What you have to do:
Below are some records. Pull every line that contains the word "clutch".

Entries shown:
┄┄┄┄┄┄┄┄┄┄

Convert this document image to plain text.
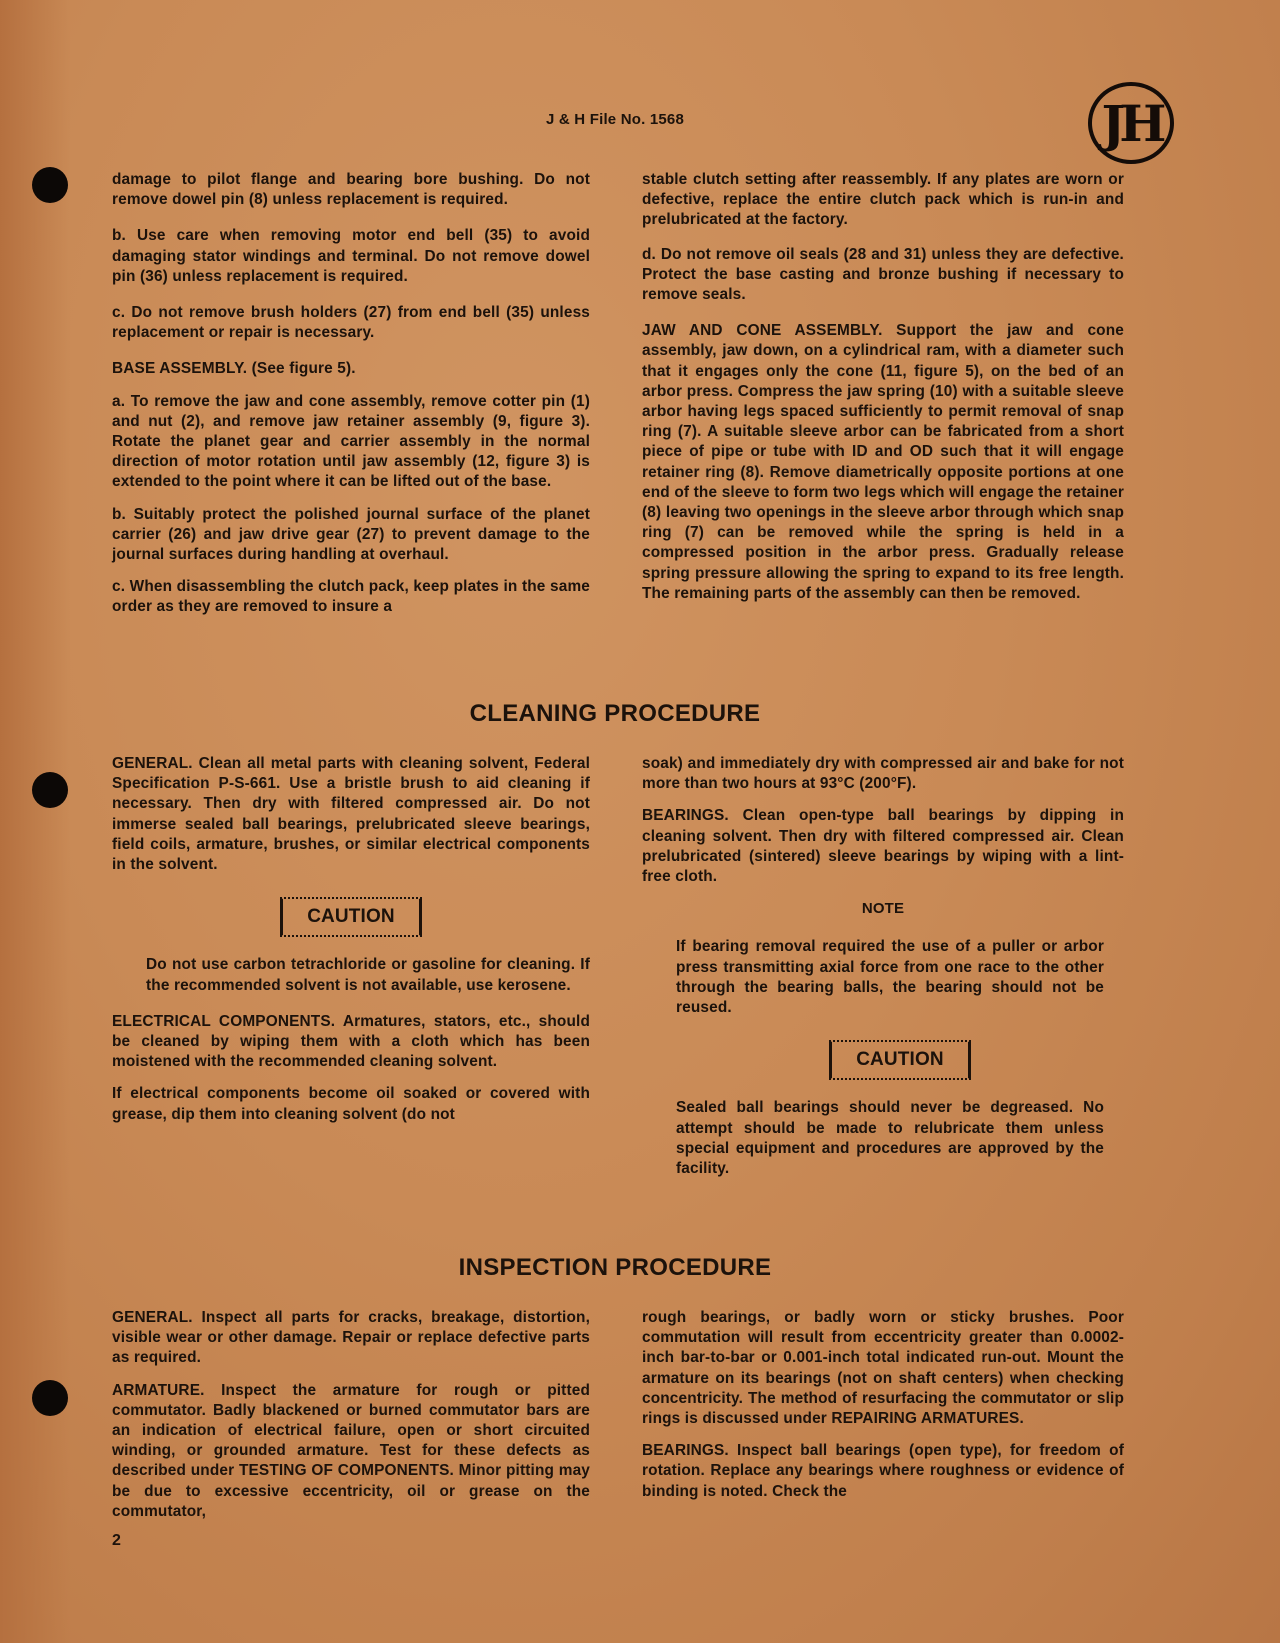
J & H File No. 1568	JH

damage to pilot flange and bearing bore bushing. Do not remove dowel pin (8) unless replacement is required.

b. Use care when removing motor end bell (35) to avoid damaging stator windings and terminal. Do not remove dowel pin (36) unless replacement is required.

c. Do not remove brush holders (27) from end bell (35) unless replacement or repair is necessary.

BASE ASSEMBLY. (See figure 5).

a. To remove the jaw and cone assembly, remove cotter pin (1) and nut (2), and remove jaw retainer assembly (9, figure 3). Rotate the planet gear and carrier assembly in the normal direction of motor rotation until jaw assembly (12, figure 3) is extended to the point where it can be lifted out of the base.

b. Suitably protect the polished journal surface of the planet carrier (26) and jaw drive gear (27) to prevent damage to the journal surfaces during handling at overhaul.

c. When disassembling the clutch pack, keep plates in the same order as they are removed to insure a

stable clutch setting after reassembly. If any plates are worn or defective, replace the entire clutch pack which is run-in and prelubricated at the factory.

d. Do not remove oil seals (28 and 31) unless they are defective. Protect the base casting and bronze bushing if necessary to remove seals.

JAW AND CONE ASSEMBLY. Support the jaw and cone assembly, jaw down, on a cylindrical ram, with a diameter such that it engages only the cone (11, figure 5), on the bed of an arbor press. Compress the jaw spring (10) with a suitable sleeve arbor having legs spaced sufficiently to permit removal of snap ring (7). A suitable sleeve arbor can be fabricated from a short piece of pipe or tube with ID and OD such that it will engage retainer ring (8). Remove diametrically opposite portions at one end of the sleeve to form two legs which will engage the retainer (8) leaving two openings in the sleeve arbor through which snap ring (7) can be removed while the spring is held in a compressed position in the arbor press. Gradually release spring pressure allowing the spring to expand to its free length. The remaining parts of the assembly can then be removed.

CLEANING PROCEDURE

GENERAL. Clean all metal parts with cleaning solvent, Federal Specification P-S-661. Use a bristle brush to aid cleaning if necessary. Then dry with filtered compressed air. Do not immerse sealed ball bearings, prelubricated sleeve bearings, field coils, armature, brushes, or similar electrical components in the solvent.

CAUTION

Do not use carbon tetrachloride or gasoline for cleaning. If the recommended solvent is not available, use kerosene.

ELECTRICAL COMPONENTS. Armatures, stators, etc., should be cleaned by wiping them with a cloth which has been moistened with the recommended cleaning solvent.

If electrical components become oil soaked or covered with grease, dip them into cleaning solvent (do not

soak) and immediately dry with compressed air and bake for not more than two hours at 93°C (200°F).

BEARINGS. Clean open-type ball bearings by dipping in cleaning solvent. Then dry with filtered compressed air. Clean prelubricated (sintered) sleeve bearings by wiping with a lint-free cloth.

NOTE

If bearing removal required the use of a puller or arbor press transmitting axial force from one race to the other through the bearing balls, the bearing should not be reused.

CAUTION

Sealed ball bearings should never be degreased. No attempt should be made to relubricate them unless special equipment and procedures are approved by the facility.

INSPECTION PROCEDURE

GENERAL. Inspect all parts for cracks, breakage, distortion, visible wear or other damage. Repair or replace defective parts as required.

ARMATURE. Inspect the armature for rough or pitted commutator. Badly blackened or burned commutator bars are an indication of electrical failure, open or short circuited winding, or grounded armature. Test for these defects as described under TESTING OF COMPONENTS. Minor pitting may be due to excessive eccentricity, oil or grease on the commutator,

rough bearings, or badly worn or sticky brushes. Poor commutation will result from eccentricity greater than 0.0002-inch bar-to-bar or 0.001-inch total indicated run-out. Mount the armature on its bearings (not on shaft centers) when checking concentricity. The method of resurfacing the commutator or slip rings is discussed under REPAIRING ARMATURES.

BEARINGS. Inspect ball bearings (open type), for freedom of rotation. Replace any bearings where roughness or evidence of binding is noted. Check the

2
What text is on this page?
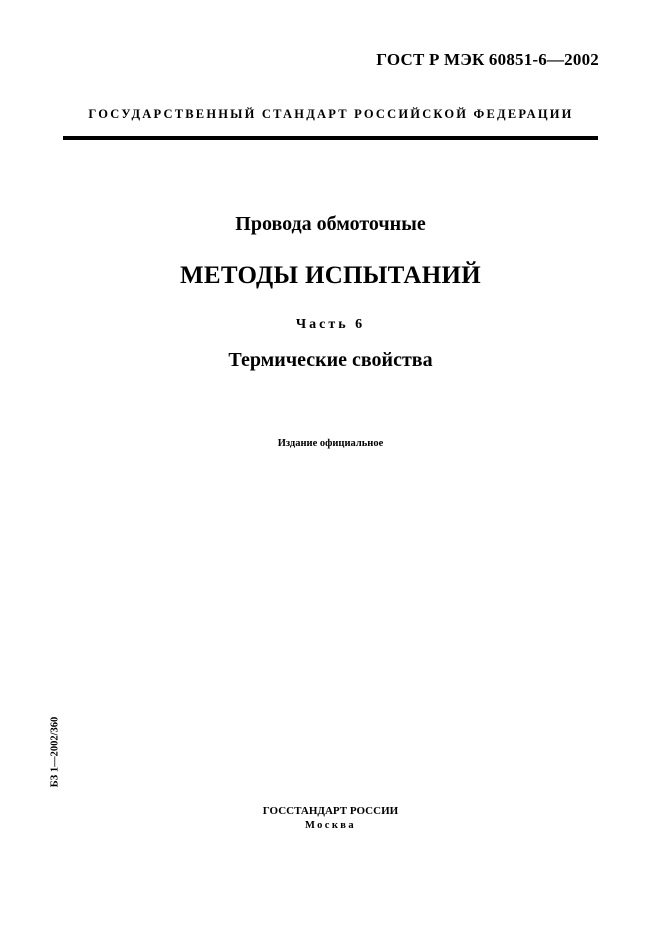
ГОСТ Р МЭК 60851-6—2002
ГОСУДАРСТВЕННЫЙ СТАНДАРТ РОССИЙСКОЙ ФЕДЕРАЦИИ
Провода обмоточные
МЕТОДЫ ИСПЫТАНИЙ
Часть 6
Термические свойства
Издание официальное
БЗ 1—2002/360
ГОССТАНДАРТ РОССИИ
Москва
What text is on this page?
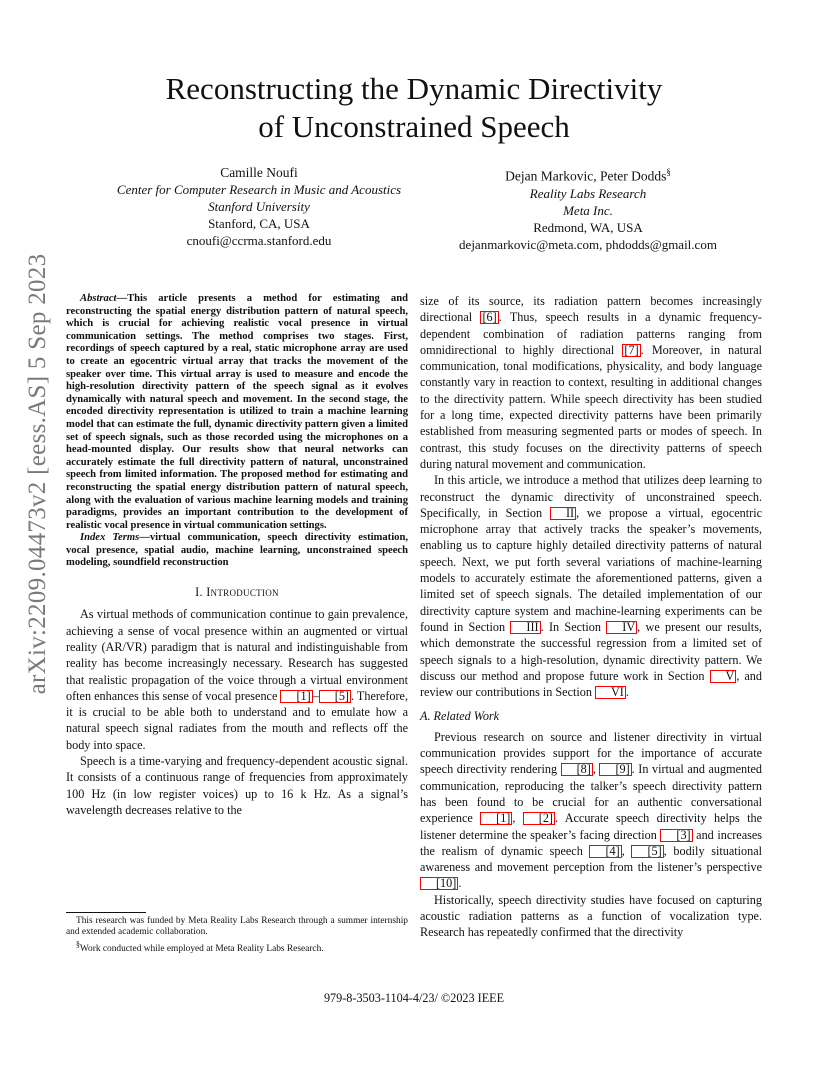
arXiv:2209.04473v2 [eess.AS] 5 Sep 2023
Reconstructing the Dynamic Directivity
of Unconstrained Speech
Camille Noufi
Center for Computer Research in Music and Acoustics
Stanford University
Stanford, CA, USA
cnoufi@ccrma.stanford.edu
Dejan Markovic, Peter Dodds§
Reality Labs Research
Meta Inc.
Redmond, WA, USA
dejanmarkovic@meta.com, phdodds@gmail.com

Abstract—This article presents a method for estimating and reconstructing the spatial energy distribution pattern of natural speech, which is crucial for achieving realistic vocal presence in virtual communication settings. The method comprises two stages. First, recordings of speech captured by a real, static microphone array are used to create an egocentric virtual array that tracks the movement of the speaker over time. This virtual array is used to measure and encode the high-resolution directivity pattern of the speech signal as it evolves dynamically with natural speech and movement. In the second stage, the encoded directivity representation is utilized to train a machine learning model that can estimate the full, dynamic directivity pattern given a limited set of speech signals, such as those recorded using the microphones on a head-mounted display. Our results show that neural networks can accurately estimate the full directivity pattern of natural, unconstrained speech from limited information. The proposed method for estimating and reconstructing the spatial energy distribution pattern of natural speech, along with the evaluation of various machine learning models and training paradigms, provides an important contribution to the development of realistic vocal presence in virtual communication settings.

Index Terms—virtual communication, speech directivity estimation, vocal presence, spatial audio, machine learning, unconstrained speech modeling, soundfield reconstruction

I. Introduction

As virtual methods of communication continue to gain prevalence, achieving a sense of vocal presence within an augmented or virtual reality (AR/VR) paradigm that is natural and indistinguishable from reality has become increasingly necessary. Research has suggested that realistic propagation of the voice through a virtual environment often enhances this sense of vocal presence [1] – [5] . Therefore, it is crucial to be able both to understand and to emulate how a natural speech signal radiates from the mouth and reflects off the body into space.

Speech is a time-varying and frequency-dependent acoustic signal. It consists of a continuous range of frequencies from approximately 100 Hz (in low register voices) up to 16 k Hz. As a signal’s wavelength decreases relative to the

This research was funded by Meta Reality Labs Research through a summer internship and extended academic collaboration.

§Work conducted while employed at Meta Reality Labs Research.

size of its source, its radiation pattern becomes increasingly directional [6] . Thus, speech results in a dynamic frequency-dependent combination of radiation patterns ranging from omnidirectional to highly directional [7] . Moreover, in natural communication, tonal modifications, physicality, and body language constantly vary in reaction to context, resulting in additional changes to the directivity pattern. While speech directivity has been studied for a long time, expected directivity patterns have been primarily established from measuring segmented parts or modes of speech. In contrast, this study focuses on the directivity patterns of speech during natural movement and communication.

In this article, we introduce a method that utilizes deep learning to reconstruct the dynamic directivity of unconstrained speech. Specifically, in Section II , we propose a virtual, egocentric microphone array that actively tracks the speaker’s movements, enabling us to capture highly detailed directivity patterns of natural speech. Next, we put forth several variations of machine-learning models to accurately estimate the aforementioned patterns, given a limited set of speech signals. The detailed implementation of our directivity capture system and machine-learning experiments can be found in Section III . In Section IV , we present our results, which demonstrate the successful regression from a limited set of speech signals to a high-resolution, dynamic directivity pattern. We discuss our method and propose future work in Section V , and review our contributions in Section VI .

A. Related Work

Previous research on source and listener directivity in virtual communication provides support for the importance of accurate speech directivity rendering [8] , [9] . In virtual and augmented communication, reproducing the talker’s speech directivity pattern has been found to be crucial for an authentic conversational experience [1] , [2] . Accurate speech directivity helps the listener determine the speaker’s facing direction [3] and increases the realism of dynamic speech [4] , [5] , bodily situational awareness and movement perception from the listener’s perspective [10] .

Historically, speech directivity studies have focused on capturing acoustic radiation patterns as a function of vocalization type. Research has repeatedly confirmed that the directivity

979-8-3503-1104-4/23/ ©2023 IEEE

┄┄┄┄┄┄┄┄┄┄

Correct answer:
c. When disassembling the clutch pack, keep plates in the same order as they are removed to insure a
stable clutch setting after reassembly. If any plates are worn or defective, replace the entire clutch pack which is run-in and prelubricated at the factory.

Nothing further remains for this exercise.